• [Task goal]: Rewrite the records below, changing every "data-label-online" to "value-label-online" and leaving everything else unchanged.

Saved data entries:
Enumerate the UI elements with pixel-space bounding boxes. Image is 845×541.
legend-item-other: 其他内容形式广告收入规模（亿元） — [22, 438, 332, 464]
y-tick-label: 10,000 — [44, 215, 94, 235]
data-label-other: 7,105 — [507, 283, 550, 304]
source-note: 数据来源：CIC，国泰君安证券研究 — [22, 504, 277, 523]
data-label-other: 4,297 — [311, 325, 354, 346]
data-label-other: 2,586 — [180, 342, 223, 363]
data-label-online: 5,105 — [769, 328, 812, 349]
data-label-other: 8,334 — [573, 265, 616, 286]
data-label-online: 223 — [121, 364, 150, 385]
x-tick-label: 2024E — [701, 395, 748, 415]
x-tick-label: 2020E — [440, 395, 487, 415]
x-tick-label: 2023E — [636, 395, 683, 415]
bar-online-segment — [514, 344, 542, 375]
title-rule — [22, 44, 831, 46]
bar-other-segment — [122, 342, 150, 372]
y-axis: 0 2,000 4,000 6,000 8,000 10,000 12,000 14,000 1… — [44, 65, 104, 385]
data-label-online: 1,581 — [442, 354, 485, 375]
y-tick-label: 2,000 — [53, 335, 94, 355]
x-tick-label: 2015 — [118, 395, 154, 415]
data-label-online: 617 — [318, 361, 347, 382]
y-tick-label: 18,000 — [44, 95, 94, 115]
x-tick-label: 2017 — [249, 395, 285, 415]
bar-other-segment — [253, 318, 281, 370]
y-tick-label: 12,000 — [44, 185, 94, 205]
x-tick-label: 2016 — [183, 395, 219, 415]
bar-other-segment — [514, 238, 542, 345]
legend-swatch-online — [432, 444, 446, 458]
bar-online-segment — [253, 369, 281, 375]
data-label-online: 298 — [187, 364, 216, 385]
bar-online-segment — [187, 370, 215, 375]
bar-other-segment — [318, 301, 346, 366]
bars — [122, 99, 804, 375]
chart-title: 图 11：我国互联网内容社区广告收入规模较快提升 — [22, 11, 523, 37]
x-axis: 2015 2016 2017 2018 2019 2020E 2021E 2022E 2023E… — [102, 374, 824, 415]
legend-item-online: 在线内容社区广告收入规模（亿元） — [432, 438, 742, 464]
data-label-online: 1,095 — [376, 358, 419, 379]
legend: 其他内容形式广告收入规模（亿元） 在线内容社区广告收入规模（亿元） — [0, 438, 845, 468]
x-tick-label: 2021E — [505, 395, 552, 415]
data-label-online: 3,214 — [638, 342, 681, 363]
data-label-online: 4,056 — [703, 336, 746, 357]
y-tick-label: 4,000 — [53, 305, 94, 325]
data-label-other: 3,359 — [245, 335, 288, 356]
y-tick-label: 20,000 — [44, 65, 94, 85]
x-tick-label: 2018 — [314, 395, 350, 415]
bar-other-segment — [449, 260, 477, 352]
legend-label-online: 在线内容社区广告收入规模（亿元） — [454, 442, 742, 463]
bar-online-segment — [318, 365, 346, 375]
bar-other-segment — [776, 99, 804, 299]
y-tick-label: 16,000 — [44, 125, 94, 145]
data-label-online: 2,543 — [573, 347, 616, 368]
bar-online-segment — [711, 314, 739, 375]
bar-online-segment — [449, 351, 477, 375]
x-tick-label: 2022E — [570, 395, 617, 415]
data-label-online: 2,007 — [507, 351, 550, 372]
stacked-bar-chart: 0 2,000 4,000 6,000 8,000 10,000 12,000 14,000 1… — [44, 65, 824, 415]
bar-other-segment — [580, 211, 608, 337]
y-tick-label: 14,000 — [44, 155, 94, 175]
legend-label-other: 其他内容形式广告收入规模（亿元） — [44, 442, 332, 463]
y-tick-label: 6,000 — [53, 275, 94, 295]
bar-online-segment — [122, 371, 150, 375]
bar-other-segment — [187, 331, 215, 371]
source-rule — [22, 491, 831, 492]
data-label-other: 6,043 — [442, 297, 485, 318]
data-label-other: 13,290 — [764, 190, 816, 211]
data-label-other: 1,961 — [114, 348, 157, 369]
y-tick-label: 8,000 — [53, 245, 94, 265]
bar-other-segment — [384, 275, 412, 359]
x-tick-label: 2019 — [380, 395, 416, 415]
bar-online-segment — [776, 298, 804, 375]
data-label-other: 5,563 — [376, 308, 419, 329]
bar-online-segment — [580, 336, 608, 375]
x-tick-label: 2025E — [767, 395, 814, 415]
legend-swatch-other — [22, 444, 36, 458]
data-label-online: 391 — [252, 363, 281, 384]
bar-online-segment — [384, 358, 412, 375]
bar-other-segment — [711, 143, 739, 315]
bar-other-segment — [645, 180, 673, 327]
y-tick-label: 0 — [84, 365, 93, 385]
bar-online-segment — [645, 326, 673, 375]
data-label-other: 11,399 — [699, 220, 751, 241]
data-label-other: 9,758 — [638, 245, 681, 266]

• [Task solution]:
Enumerate the UI elements with pixel-space bounding boxes. Image is 845×541.
legend-item-other: 其他内容形式广告收入规模（亿元） — [22, 438, 332, 464]
y-tick-label: 10,000 — [44, 215, 94, 235]
data-label-other: 7,105 — [507, 283, 550, 304]
source-note: 数据来源：CIC，国泰君安证券研究 — [22, 504, 277, 523]
data-label-other: 4,297 — [311, 325, 354, 346]
data-label-other: 2,586 — [180, 342, 223, 363]
value-label-online: 5,105 — [769, 328, 812, 349]
data-label-other: 8,334 — [573, 265, 616, 286]
value-label-online: 223 — [121, 364, 150, 385]
x-tick-label: 2024E — [701, 395, 748, 415]
x-tick-label: 2020E — [440, 395, 487, 415]
x-tick-label: 2023E — [636, 395, 683, 415]
bar-online-segment — [514, 344, 542, 375]
title-rule — [22, 44, 831, 46]
bar-other-segment — [122, 342, 150, 372]
y-axis: 0 2,000 4,000 6,000 8,000 10,000 12,000 14,000 1… — [44, 65, 104, 385]
value-label-online: 1,581 — [442, 354, 485, 375]
y-tick-label: 2,000 — [53, 335, 94, 355]
x-tick-label: 2015 — [118, 395, 154, 415]
value-label-online: 617 — [318, 361, 347, 382]
y-tick-label: 18,000 — [44, 95, 94, 115]
x-tick-label: 2017 — [249, 395, 285, 415]
bar-other-segment — [253, 318, 281, 370]
y-tick-label: 12,000 — [44, 185, 94, 205]
x-tick-label: 2016 — [183, 395, 219, 415]
bar-other-segment — [514, 238, 542, 345]
legend-swatch-online — [432, 444, 446, 458]
bar-online-segment — [253, 369, 281, 375]
value-label-online: 298 — [187, 364, 216, 385]
bar-online-segment — [187, 370, 215, 375]
bar-other-segment — [318, 301, 346, 366]
bars — [122, 99, 804, 375]
chart-title: 图 11：我国互联网内容社区广告收入规模较快提升 — [22, 11, 523, 37]
x-axis: 2015 2016 2017 2018 2019 2020E 2021E 2022E 2023E… — [102, 374, 824, 415]
legend-item-online: 在线内容社区广告收入规模（亿元） — [432, 438, 742, 464]
value-label-online: 1,095 — [376, 358, 419, 379]
legend: 其他内容形式广告收入规模（亿元） 在线内容社区广告收入规模（亿元） — [0, 438, 845, 468]
x-tick-label: 2021E — [505, 395, 552, 415]
value-label-online: 3,214 — [638, 342, 681, 363]
value-label-online: 4,056 — [703, 336, 746, 357]
y-tick-label: 4,000 — [53, 305, 94, 325]
data-label-other: 3,359 — [245, 335, 288, 356]
y-tick-label: 20,000 — [44, 65, 94, 85]
x-tick-label: 2018 — [314, 395, 350, 415]
bar-other-segment — [449, 260, 477, 352]
legend-label-online: 在线内容社区广告收入规模（亿元） — [454, 442, 742, 463]
bar-online-segment — [318, 365, 346, 375]
bar-other-segment — [776, 99, 804, 299]
y-tick-label: 16,000 — [44, 125, 94, 145]
value-label-online: 2,543 — [573, 347, 616, 368]
bar-online-segment — [711, 314, 739, 375]
bar-online-segment — [449, 351, 477, 375]
x-tick-label: 2022E — [570, 395, 617, 415]
value-label-online: 2,007 — [507, 351, 550, 372]
stacked-bar-chart: 0 2,000 4,000 6,000 8,000 10,000 12,000 14,000 1… — [44, 65, 824, 415]
bar-other-segment — [580, 211, 608, 337]
y-tick-label: 14,000 — [44, 155, 94, 175]
legend-label-other: 其他内容形式广告收入规模（亿元） — [44, 442, 332, 463]
y-tick-label: 6,000 — [53, 275, 94, 295]
bar-online-segment — [122, 371, 150, 375]
bar-other-segment — [187, 331, 215, 371]
source-rule — [22, 491, 831, 492]
data-label-other: 6,043 — [442, 297, 485, 318]
data-label-other: 13,290 — [764, 190, 816, 211]
data-label-other: 1,961 — [114, 348, 157, 369]
y-tick-label: 8,000 — [53, 245, 94, 265]
bar-other-segment — [384, 275, 412, 359]
x-tick-label: 2019 — [380, 395, 416, 415]
bar-online-segment — [776, 298, 804, 375]
data-label-other: 5,563 — [376, 308, 419, 329]
bar-online-segment — [580, 336, 608, 375]
x-tick-label: 2025E — [767, 395, 814, 415]
legend-swatch-other — [22, 444, 36, 458]
value-label-online: 391 — [252, 363, 281, 384]
bar-online-segment — [384, 358, 412, 375]
bar-other-segment — [711, 143, 739, 315]
bar-other-segment — [645, 180, 673, 327]
y-tick-label: 0 — [84, 365, 93, 385]
bar-online-segment — [645, 326, 673, 375]
data-label-other: 11,399 — [699, 220, 751, 241]
data-label-other: 9,758 — [638, 245, 681, 266]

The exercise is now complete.